*GOAL*
For each line in the data below that holds "Edit", return a copy.
··· THE INPUT
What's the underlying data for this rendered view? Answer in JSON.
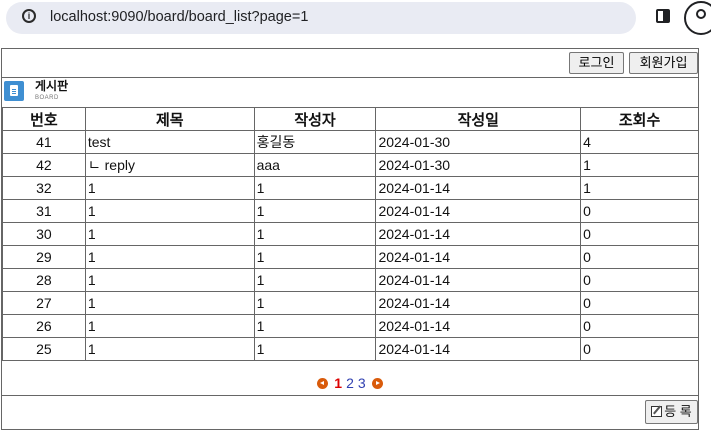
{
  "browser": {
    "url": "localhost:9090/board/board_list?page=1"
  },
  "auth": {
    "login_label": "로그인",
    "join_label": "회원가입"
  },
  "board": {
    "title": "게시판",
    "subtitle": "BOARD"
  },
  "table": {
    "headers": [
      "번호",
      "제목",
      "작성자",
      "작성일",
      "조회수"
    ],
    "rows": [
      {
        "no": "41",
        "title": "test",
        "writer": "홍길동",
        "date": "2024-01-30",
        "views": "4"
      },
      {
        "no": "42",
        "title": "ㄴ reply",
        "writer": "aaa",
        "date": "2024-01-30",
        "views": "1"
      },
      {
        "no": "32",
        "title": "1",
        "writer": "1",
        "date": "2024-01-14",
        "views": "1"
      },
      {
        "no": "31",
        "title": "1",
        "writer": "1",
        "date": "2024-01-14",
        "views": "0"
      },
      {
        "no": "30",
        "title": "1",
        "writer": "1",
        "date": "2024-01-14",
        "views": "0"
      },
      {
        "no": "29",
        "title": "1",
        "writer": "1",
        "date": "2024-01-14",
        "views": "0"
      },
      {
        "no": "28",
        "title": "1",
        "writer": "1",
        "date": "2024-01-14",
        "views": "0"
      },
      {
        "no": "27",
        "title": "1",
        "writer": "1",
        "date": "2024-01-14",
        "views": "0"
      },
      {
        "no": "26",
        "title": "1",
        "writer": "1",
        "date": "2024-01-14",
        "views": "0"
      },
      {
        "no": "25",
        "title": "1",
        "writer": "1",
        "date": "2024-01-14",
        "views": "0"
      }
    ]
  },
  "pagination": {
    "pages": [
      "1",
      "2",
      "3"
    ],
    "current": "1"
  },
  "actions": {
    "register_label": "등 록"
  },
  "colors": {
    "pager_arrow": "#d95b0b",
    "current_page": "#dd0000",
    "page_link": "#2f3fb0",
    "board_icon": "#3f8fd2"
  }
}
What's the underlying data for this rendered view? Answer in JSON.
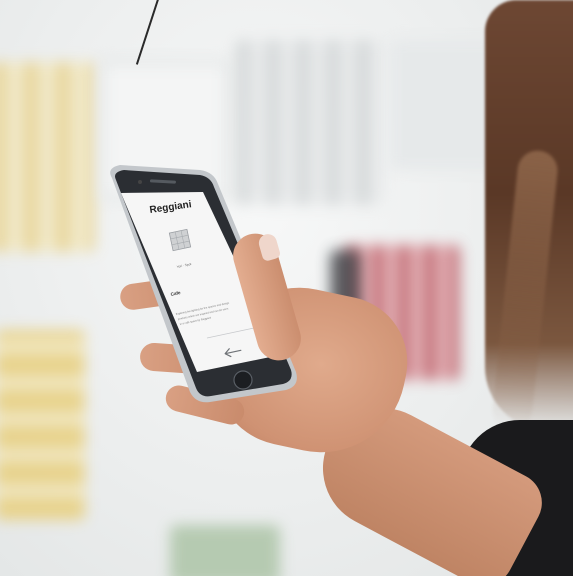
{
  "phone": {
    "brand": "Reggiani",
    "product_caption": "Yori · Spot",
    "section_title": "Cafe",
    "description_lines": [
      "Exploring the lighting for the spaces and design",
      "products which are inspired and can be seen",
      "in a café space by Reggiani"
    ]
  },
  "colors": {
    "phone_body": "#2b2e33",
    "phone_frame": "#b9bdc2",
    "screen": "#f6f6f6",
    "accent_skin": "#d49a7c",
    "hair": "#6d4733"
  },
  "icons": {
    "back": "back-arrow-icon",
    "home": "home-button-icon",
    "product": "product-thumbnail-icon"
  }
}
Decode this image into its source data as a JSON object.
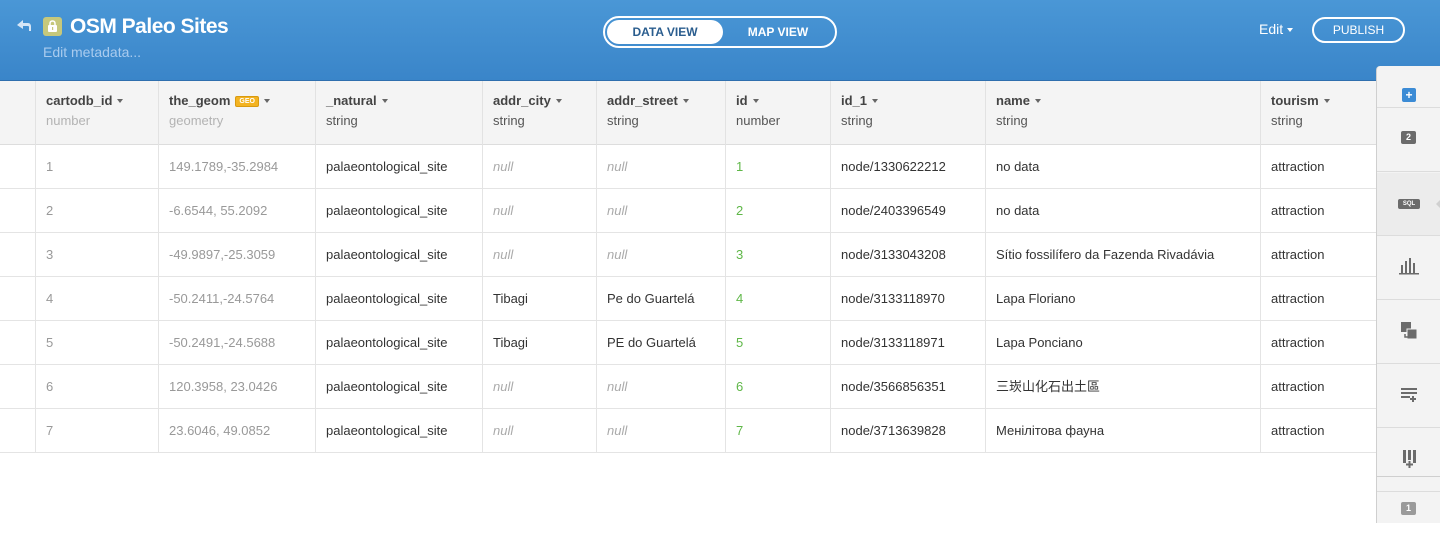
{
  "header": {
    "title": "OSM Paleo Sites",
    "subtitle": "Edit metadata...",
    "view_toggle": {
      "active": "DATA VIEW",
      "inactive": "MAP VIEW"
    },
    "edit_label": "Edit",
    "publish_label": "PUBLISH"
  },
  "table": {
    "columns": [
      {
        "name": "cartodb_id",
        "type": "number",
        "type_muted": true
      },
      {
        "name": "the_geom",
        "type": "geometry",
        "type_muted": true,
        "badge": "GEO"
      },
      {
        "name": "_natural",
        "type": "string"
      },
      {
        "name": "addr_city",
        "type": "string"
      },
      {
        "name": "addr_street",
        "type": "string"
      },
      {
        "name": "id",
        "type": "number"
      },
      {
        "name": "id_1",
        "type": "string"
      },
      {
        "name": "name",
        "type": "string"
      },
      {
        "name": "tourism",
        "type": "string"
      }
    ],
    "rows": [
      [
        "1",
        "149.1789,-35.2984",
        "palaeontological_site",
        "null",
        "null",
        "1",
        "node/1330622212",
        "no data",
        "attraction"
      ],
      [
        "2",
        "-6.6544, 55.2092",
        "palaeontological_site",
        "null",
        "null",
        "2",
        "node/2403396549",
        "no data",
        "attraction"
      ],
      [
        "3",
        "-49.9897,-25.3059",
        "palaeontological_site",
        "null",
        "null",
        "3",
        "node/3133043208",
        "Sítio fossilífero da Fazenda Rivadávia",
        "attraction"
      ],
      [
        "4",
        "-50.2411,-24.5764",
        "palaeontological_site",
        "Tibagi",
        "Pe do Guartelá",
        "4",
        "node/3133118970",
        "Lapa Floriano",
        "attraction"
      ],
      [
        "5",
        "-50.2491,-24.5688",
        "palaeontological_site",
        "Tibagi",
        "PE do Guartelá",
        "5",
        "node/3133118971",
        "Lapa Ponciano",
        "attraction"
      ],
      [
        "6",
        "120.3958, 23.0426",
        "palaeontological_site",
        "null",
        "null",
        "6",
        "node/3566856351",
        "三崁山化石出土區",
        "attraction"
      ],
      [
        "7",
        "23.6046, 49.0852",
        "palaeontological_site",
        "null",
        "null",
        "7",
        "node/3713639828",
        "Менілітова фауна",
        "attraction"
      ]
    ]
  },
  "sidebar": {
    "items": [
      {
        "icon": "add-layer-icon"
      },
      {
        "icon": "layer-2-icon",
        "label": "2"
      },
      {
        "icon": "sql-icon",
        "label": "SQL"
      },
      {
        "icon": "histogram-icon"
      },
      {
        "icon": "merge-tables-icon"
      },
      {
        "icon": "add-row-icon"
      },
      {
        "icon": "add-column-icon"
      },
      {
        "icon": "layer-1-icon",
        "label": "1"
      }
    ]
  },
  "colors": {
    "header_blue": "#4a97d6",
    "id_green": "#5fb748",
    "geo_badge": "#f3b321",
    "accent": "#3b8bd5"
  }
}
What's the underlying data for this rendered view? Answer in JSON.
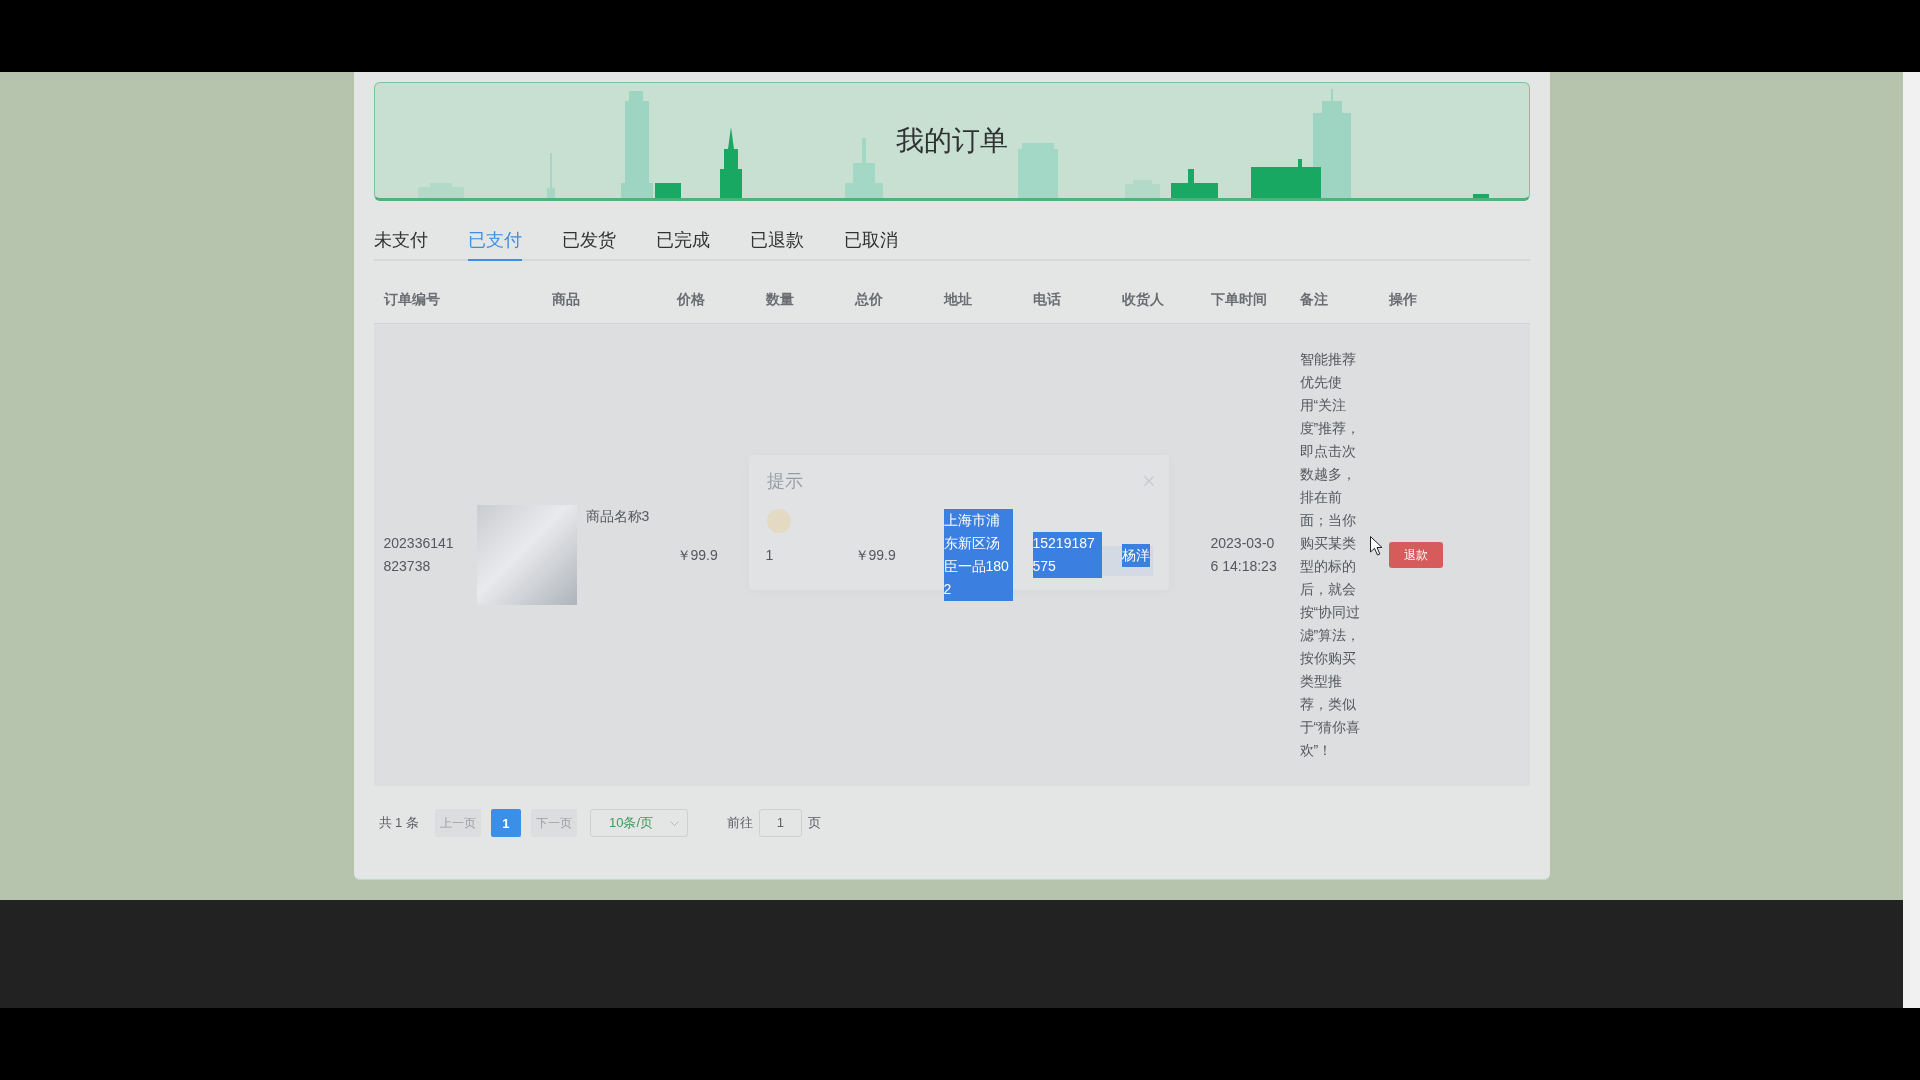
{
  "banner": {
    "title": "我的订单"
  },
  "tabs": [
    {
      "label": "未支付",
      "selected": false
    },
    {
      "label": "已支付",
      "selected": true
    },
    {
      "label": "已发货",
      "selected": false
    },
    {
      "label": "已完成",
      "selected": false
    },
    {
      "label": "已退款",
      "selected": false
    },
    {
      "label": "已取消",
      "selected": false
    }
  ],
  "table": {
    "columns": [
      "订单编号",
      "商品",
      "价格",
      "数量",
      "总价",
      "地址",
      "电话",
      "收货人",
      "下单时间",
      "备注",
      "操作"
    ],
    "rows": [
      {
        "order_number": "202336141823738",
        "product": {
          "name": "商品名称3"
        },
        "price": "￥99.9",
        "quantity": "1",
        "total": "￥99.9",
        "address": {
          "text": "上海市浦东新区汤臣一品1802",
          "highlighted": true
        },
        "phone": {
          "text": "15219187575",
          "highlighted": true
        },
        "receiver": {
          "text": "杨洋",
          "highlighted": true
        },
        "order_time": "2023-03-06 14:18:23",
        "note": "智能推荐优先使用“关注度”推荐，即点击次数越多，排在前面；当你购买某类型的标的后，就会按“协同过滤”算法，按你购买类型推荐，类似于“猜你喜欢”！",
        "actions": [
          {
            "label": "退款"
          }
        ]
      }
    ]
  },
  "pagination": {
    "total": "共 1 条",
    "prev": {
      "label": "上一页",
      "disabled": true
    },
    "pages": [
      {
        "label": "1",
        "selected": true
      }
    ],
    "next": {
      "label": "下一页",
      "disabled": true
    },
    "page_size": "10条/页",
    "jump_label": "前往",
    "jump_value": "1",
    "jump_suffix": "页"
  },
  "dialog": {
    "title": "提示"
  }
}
······
*TASK RESULT*
    "subtitle": "Edit metadata...",
    "edit_label": "Edit",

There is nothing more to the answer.